-- Begin DATA SHOWN --
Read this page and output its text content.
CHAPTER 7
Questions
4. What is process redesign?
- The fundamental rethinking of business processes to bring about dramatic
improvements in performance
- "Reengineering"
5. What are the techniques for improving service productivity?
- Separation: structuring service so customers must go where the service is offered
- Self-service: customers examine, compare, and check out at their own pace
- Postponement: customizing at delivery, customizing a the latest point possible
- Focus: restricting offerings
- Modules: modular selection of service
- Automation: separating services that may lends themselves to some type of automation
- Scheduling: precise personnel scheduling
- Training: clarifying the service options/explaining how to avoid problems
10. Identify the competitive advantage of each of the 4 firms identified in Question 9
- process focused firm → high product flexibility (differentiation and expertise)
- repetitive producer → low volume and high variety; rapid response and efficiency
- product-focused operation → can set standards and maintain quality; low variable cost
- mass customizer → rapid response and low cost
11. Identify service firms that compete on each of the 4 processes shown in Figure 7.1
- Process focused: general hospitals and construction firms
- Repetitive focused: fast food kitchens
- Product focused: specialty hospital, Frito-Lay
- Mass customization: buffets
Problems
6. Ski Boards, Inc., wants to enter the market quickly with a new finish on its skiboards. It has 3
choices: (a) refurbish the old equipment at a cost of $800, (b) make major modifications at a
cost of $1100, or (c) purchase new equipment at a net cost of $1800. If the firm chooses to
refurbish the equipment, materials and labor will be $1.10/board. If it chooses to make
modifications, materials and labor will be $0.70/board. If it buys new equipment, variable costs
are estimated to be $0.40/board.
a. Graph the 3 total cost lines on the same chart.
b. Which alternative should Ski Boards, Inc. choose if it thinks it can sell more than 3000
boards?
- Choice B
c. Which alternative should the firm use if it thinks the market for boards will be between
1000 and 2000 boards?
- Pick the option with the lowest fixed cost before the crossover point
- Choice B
-- End DATA SHOWN --
* **INSTRUCTION**:
Scan the listing above and copy all lines containing the word "will".

* **ANSWER TO THE TASK**:
refurbish the equipment, materials and labor will be $1.10/board. If it chooses to make
modifications, materials and labor will be $0.70/board. If it buys new equipment, variable costs
c. Which alternative should the firm use if it thinks the market for boards will be between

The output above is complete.